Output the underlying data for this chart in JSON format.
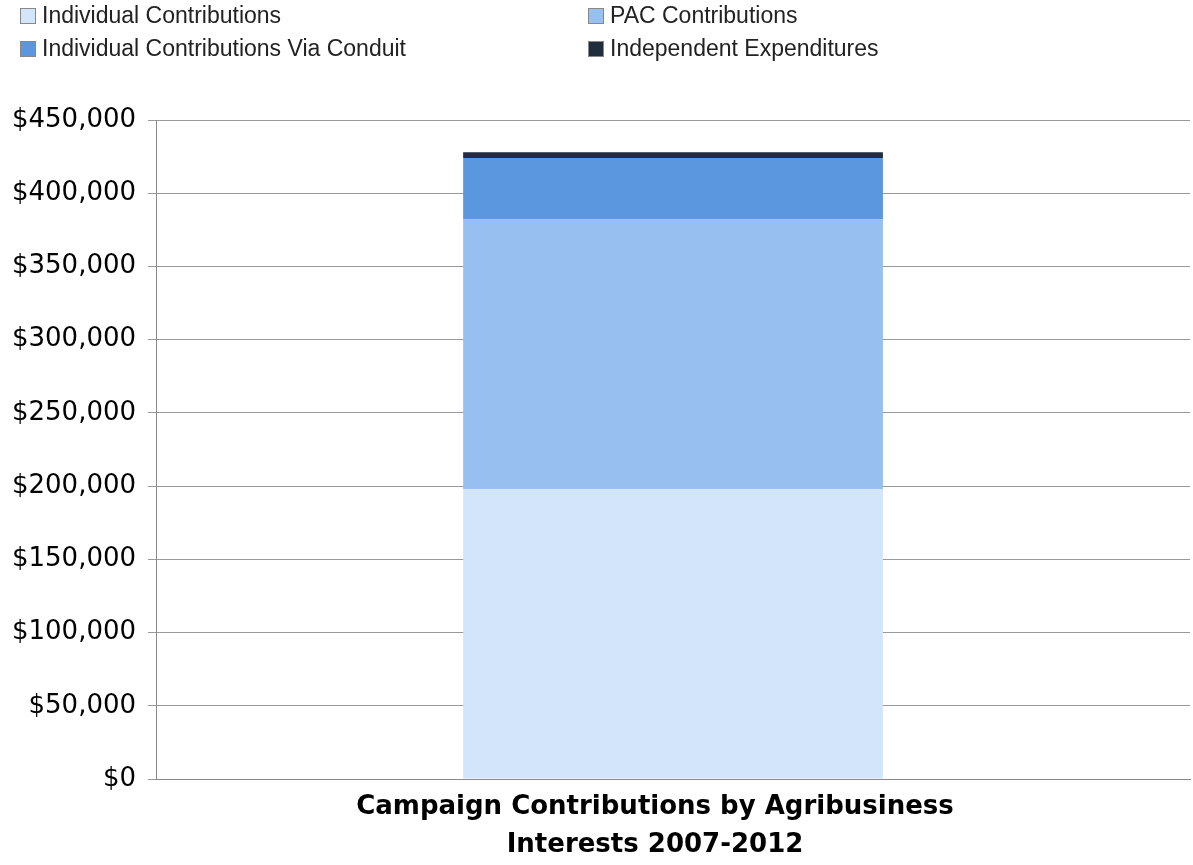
{
  "chart_data": {
    "type": "bar",
    "stacked": true,
    "categories": [
      null
    ],
    "xlabel": "Campaign Contributions by Agribusiness Interests 2007-2012",
    "series": [
      {
        "name": "Individual Contributions",
        "color": "#d3e5fb",
        "values": [
          198000
        ]
      },
      {
        "name": "PAC Contributions",
        "color": "#97bff0",
        "values": [
          184000
        ]
      },
      {
        "name": "Individual Contributions Via Conduit",
        "color": "#5b97de",
        "values": [
          42000
        ]
      },
      {
        "name": "Independent Expenditures",
        "color": "#1f2d3d",
        "values": [
          4000
        ]
      }
    ],
    "ylim": [
      0,
      450000
    ],
    "yticks": [
      {
        "value": 0,
        "label": "$0"
      },
      {
        "value": 50000,
        "label": "$50,000"
      },
      {
        "value": 100000,
        "label": "$100,000"
      },
      {
        "value": 150000,
        "label": "$150,000"
      },
      {
        "value": 200000,
        "label": "$200,000"
      },
      {
        "value": 250000,
        "label": "$250,000"
      },
      {
        "value": 300000,
        "label": "$300,000"
      },
      {
        "value": 350000,
        "label": "$350,000"
      },
      {
        "value": 400000,
        "label": "$400,000"
      },
      {
        "value": 450000,
        "label": "$450,000"
      }
    ],
    "grid": "y",
    "legend": "top"
  }
}
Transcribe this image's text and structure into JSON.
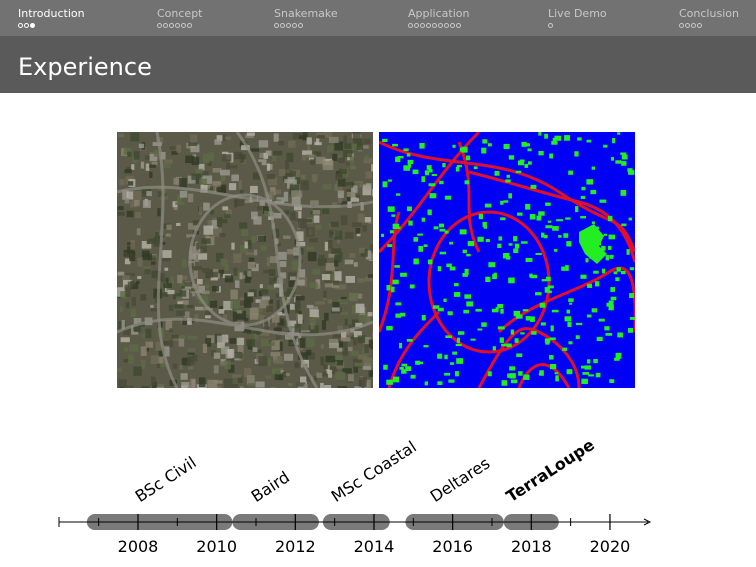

_ _ _ _ _ _ _

* Set problem:
Every line above that contains the word "Contributions" should be reported.

* Expected output:
    "xlabel": "Campaign Contributions by Agribusiness Interests 2007-2012",
        "name": "Individual Contributions",
        "name": "PAC Contributions",
        "name": "Individual Contributions Via Conduit",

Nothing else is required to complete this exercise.